Exercise task
Repeat the entire listing exactly.

** Begin Information supplied **

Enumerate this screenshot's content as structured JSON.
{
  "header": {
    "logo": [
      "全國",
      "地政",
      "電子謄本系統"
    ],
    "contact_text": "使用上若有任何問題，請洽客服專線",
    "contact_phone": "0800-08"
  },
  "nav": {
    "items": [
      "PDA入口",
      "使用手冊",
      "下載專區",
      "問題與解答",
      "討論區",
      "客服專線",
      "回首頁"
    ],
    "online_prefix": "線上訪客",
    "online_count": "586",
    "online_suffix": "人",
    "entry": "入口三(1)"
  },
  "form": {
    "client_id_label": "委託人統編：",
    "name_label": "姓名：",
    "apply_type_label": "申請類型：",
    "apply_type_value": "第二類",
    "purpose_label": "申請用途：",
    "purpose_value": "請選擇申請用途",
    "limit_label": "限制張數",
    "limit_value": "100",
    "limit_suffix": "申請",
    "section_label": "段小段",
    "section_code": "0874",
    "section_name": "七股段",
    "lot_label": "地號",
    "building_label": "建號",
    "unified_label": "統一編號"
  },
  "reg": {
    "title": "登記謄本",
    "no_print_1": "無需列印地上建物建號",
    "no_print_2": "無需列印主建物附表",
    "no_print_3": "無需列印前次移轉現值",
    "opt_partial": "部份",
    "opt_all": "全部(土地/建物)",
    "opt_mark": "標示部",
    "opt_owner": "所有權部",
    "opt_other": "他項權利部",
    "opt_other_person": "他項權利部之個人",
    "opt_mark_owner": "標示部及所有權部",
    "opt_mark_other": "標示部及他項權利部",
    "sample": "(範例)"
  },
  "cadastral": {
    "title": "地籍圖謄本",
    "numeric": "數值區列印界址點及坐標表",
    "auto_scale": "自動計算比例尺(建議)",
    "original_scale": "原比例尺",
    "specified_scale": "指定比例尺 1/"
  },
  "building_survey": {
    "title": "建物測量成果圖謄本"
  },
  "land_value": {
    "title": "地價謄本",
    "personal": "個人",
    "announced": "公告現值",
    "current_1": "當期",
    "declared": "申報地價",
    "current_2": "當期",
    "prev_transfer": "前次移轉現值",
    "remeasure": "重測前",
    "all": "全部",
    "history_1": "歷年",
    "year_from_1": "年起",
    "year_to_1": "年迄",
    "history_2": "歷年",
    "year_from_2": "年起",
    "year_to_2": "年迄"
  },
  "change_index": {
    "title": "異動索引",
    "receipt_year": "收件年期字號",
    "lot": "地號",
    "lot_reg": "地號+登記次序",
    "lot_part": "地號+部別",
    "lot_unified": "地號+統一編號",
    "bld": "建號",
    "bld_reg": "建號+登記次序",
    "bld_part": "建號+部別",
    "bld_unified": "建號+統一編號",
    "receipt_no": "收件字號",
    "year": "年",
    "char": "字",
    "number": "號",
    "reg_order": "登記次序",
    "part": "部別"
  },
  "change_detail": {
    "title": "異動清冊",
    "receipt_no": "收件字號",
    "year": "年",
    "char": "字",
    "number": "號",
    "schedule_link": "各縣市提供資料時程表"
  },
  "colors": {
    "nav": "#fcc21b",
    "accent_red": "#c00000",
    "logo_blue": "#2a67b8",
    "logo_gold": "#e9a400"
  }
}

** End Information supplied **

The reply
Enumerate this screenshot's content as structured JSON.
{
  "header": {
    "logo": [
      "全國",
      "地政",
      "電子謄本系統"
    ],
    "contact_text": "使用上若有任何問題，請洽客服專線",
    "contact_phone": "0800-08"
  },
  "nav": {
    "items": [
      "PDA入口",
      "使用手冊",
      "下載專區",
      "問題與解答",
      "討論區",
      "客服專線",
      "回首頁"
    ],
    "online_prefix": "線上訪客",
    "online_count": "586",
    "online_suffix": "人",
    "entry": "入口三(1)"
  },
  "form": {
    "client_id_label": "委託人統編：",
    "name_label": "姓名：",
    "apply_type_label": "申請類型：",
    "apply_type_value": "第二類",
    "purpose_label": "申請用途：",
    "purpose_value": "請選擇申請用途",
    "limit_label": "限制張數",
    "limit_value": "100",
    "limit_suffix": "申請",
    "section_label": "段小段",
    "section_code": "0874",
    "section_name": "七股段",
    "lot_label": "地號",
    "building_label": "建號",
    "unified_label": "統一編號"
  },
  "reg": {
    "title": "登記謄本",
    "no_print_1": "無需列印地上建物建號",
    "no_print_2": "無需列印主建物附表",
    "no_print_3": "無需列印前次移轉現值",
    "opt_partial": "部份",
    "opt_all": "全部(土地/建物)",
    "opt_mark": "標示部",
    "opt_owner": "所有權部",
    "opt_other": "他項權利部",
    "opt_other_person": "他項權利部之個人",
    "opt_mark_owner": "標示部及所有權部",
    "opt_mark_other": "標示部及他項權利部",
    "sample": "(範例)"
  },
  "cadastral": {
    "title": "地籍圖謄本",
    "numeric": "數值區列印界址點及坐標表",
    "auto_scale": "自動計算比例尺(建議)",
    "original_scale": "原比例尺",
    "specified_scale": "指定比例尺 1/"
  },
  "building_survey": {
    "title": "建物測量成果圖謄本"
  },
  "land_value": {
    "title": "地價謄本",
    "personal": "個人",
    "announced": "公告現值",
    "current_1": "當期",
    "declared": "申報地價",
    "current_2": "當期",
    "prev_transfer": "前次移轉現值",
    "remeasure": "重測前",
    "all": "全部",
    "history_1": "歷年",
    "year_from_1": "年起",
    "year_to_1": "年迄",
    "history_2": "歷年",
    "year_from_2": "年起",
    "year_to_2": "年迄"
  },
  "change_index": {
    "title": "異動索引",
    "receipt_year": "收件年期字號",
    "lot": "地號",
    "lot_reg": "地號+登記次序",
    "lot_part": "地號+部別",
    "lot_unified": "地號+統一編號",
    "bld": "建號",
    "bld_reg": "建號+登記次序",
    "bld_part": "建號+部別",
    "bld_unified": "建號+統一編號",
    "receipt_no": "收件字號",
    "year": "年",
    "char": "字",
    "number": "號",
    "reg_order": "登記次序",
    "part": "部別"
  },
  "change_detail": {
    "title": "異動清冊",
    "receipt_no": "收件字號",
    "year": "年",
    "char": "字",
    "number": "號",
    "schedule_link": "各縣市提供資料時程表"
  },
  "colors": {
    "nav": "#fcc21b",
    "accent_red": "#c00000",
    "logo_blue": "#2a67b8",
    "logo_gold": "#e9a400"
  }
}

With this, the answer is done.